▸ **Objective A**:
Could you turn the records, from their first line through the line containing "y-tick-label: 900 xyxy=(38,32,112,82)", into a Markdown table with the columns No. and Line, numbering each row and omitting blank lines?
==== Passage given
As Vietnam undergoes a demographic shift and sees rising consumer demand for higher quality products, internet startup Taembe hopes to ride the wave.
Vietnam is home to 1.5 million new babies born every year. Incomes are on the rise and progressive cultural values about gender equality means more mothers are entering the workforce.
There’s more money to spend, but there’s less time to take care of the kids.
CEO Don Phan and his co-founders, CTO Nghia Pham and buyer Hien Doan have formed a team with experience from Zalora, Foodpanda, cungmua.com, and Grindr that hopes to target this need in the market. As parents themselves, they know the pain points and what sort of solutions that need to be created to solve them.
While not an “everywhere” brand in Vietnam yet, they understand the challenges of starting a company from the beginning. And they stick to their humble roots as a nimble, fast growing player in Vietnam’s ecommerce market.
Lets sit back and get their perspective on Vietnam’s tech ecosystem. While Taembe is no huge startup success story yet, the team has agreed to share their experience so far in building a company from scratch in Vietnam.
What inspired the Taembe brand?
Hien: Our company’s mission is: Making Mom’s Life Easier. We’ve been able to help over 10,000 moms so far in just Ho Chi Minh City. We’re looking forward to the day when we can serve the entire Vietnamese market. More Vietnamese women are entering the workforce, yet the average number of babies a mom has in Vietnam is still holding steady. We’ll hit one million moms served if we keep up the momentum, especially now that we have our infrastructure and scale in place.
What does the baby industry look like in Vietnam? Are we going to see a boom soon?
Hien: Right now, it’s estimated that 5 to 10 million of Vietnam’s 92 million population is a baby or toddler. An average household has 2 to 3 babies and half of a household’s salary goes to raising a baby.
Don: According to a recent Nielsen report, 1 out of 10 Vietnamese households have a baby under the age of one. The opportunity today is huge to capture this segment.
What advice do you have for first-time entrepreneurs? What does it take to start a small but fast growing company?
Don: Pick good co-founders. Many days, I see Hien and Nghia more than I see my spouse, so it helps to have co-founders you like being around. For now, we’re happy to remain and stay low-profile as we build the system and process to scale.
From my experience at Zalora and foodpanda, teambuilding was the most important skill that I took away from each company.
For any kind of company, you can’t do it yourself. You need others to bounce ideas off of and to execute scalable projects. Whenever I meet a solo founder startup, I immediately discount their chances of success. Ultimately, I feel bad for that person, it’s a ton of stress.
What is your vision for Taembe?
Nghia: We are a tech company that happens to sell baby products. Most of my work is managing and developing technology. I code everyday next to a stack of diapers. As someone that has been trained as an engineer, we are a data-oriented company. If you come to our site on your laptop and then switch to your mobile phone, you might notice that the two websites are different. That’s because we are constantly running split A/B testing. Based on the data, we optimize the websites differently. We want to make our decisions based on rigorous analysis and data.
========
==== Listed records
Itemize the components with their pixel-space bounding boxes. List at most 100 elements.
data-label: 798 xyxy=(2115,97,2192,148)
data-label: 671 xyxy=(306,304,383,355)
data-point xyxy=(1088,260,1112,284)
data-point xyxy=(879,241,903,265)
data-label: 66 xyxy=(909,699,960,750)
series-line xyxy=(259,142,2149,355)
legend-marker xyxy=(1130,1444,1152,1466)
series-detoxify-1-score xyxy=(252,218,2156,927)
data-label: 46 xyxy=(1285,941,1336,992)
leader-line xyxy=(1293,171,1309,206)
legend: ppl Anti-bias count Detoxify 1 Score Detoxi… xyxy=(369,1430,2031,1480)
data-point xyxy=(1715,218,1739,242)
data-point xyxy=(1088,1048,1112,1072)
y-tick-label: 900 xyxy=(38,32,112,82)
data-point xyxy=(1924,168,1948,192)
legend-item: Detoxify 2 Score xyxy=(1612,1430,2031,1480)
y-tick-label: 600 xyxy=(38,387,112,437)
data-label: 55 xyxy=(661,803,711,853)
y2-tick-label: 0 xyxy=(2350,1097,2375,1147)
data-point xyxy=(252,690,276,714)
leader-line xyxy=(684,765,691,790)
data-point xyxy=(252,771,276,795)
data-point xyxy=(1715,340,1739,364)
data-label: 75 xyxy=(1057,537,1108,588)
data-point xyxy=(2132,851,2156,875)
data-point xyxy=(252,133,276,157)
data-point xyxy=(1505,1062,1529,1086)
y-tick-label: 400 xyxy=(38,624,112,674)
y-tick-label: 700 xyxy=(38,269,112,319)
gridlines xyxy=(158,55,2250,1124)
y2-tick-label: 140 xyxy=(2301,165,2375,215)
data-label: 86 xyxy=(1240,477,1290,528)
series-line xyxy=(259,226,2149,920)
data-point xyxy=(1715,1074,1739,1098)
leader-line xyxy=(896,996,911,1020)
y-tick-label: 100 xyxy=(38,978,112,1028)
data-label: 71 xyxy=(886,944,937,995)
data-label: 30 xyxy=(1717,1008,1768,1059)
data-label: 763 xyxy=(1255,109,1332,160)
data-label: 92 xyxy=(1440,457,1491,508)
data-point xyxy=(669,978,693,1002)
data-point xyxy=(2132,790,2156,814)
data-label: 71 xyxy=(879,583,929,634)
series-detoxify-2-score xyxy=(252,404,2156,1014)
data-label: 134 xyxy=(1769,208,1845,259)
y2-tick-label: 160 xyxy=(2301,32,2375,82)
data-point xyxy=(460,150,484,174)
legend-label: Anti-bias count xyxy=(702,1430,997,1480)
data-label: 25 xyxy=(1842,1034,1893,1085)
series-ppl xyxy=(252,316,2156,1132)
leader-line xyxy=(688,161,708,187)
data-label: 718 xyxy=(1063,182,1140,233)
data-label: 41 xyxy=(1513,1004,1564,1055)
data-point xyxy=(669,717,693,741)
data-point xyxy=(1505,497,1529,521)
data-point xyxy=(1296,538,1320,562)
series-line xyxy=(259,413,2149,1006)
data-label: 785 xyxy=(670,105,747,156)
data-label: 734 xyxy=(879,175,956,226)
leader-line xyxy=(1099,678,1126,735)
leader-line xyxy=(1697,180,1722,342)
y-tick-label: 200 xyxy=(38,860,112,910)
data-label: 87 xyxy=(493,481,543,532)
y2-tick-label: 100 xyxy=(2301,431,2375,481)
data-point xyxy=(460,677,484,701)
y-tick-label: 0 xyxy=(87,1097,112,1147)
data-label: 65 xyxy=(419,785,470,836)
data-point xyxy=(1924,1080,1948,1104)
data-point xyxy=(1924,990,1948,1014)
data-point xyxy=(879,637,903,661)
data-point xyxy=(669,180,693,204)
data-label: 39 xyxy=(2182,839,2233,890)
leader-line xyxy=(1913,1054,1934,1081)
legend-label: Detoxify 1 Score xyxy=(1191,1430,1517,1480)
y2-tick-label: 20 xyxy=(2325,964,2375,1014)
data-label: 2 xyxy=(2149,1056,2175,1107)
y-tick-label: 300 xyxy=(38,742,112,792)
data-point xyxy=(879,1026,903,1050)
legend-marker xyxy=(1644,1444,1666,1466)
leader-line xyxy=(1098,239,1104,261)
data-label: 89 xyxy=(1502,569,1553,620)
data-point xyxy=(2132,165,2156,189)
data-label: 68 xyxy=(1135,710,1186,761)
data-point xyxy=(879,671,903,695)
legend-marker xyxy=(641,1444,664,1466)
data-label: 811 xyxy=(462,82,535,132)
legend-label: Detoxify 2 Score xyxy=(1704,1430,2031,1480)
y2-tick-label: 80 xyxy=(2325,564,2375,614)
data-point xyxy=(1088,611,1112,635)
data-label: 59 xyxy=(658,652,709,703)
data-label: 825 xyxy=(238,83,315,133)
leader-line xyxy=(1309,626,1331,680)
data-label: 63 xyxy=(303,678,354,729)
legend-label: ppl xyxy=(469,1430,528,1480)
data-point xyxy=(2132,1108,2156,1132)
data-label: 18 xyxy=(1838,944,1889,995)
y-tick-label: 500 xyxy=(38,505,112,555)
========
▸ **Objective B**:
Can you transcribe the Taembe article word for word, starting with "Hien: Our company’s" and going on through "scale in place."?

▸ **Reply A**:
| No. | Line |
|---|---|
| 1 | Itemize the components with their pixel-space bounding boxes. List at most 100 elements. |
| 2 | data-label: 798 xyxy=(2115,97,2192,148) |
| 3 | data-label: 671 xyxy=(306,304,383,355) |
| 4 | data-point xyxy=(1088,260,1112,284) |
| 5 | data-point xyxy=(879,241,903,265) |
| 6 | data-label: 66 xyxy=(909,699,960,750) |
| 7 | series-line xyxy=(259,142,2149,355) |
| 8 | legend-marker xyxy=(1130,1444,1152,1466) |
| 9 | series-detoxify-1-score xyxy=(252,218,2156,927) |
| 10 | data-label: 46 xyxy=(1285,941,1336,992) |
| 11 | leader-line xyxy=(1293,171,1309,206) |
| 12 | legend: ppl Anti-bias count Detoxify 1 Score Detoxi… xyxy=(369,1430,2031,1480) |
| 13 | data-point xyxy=(1715,218,1739,242) |
| 14 | data-point xyxy=(1088,1048,1112,1072) |
| 15 | y-tick-label: 900 xyxy=(38,32,112,82) |

▸ **Reply B**:
Hien: Our company’s mission is: Making Mom’s Life Easier. We’ve been able to help over 10,000 moms so far in just Ho Chi Minh City. We’re looking forward to the day when we can serve the entire Vietnamese market. More Vietnamese women are entering the workforce, yet the average number of babies a mom has in Vietnam is still holding steady. We’ll hit one million moms served if we keep up the momentum, especially now that we have our infrastructure and scale in place.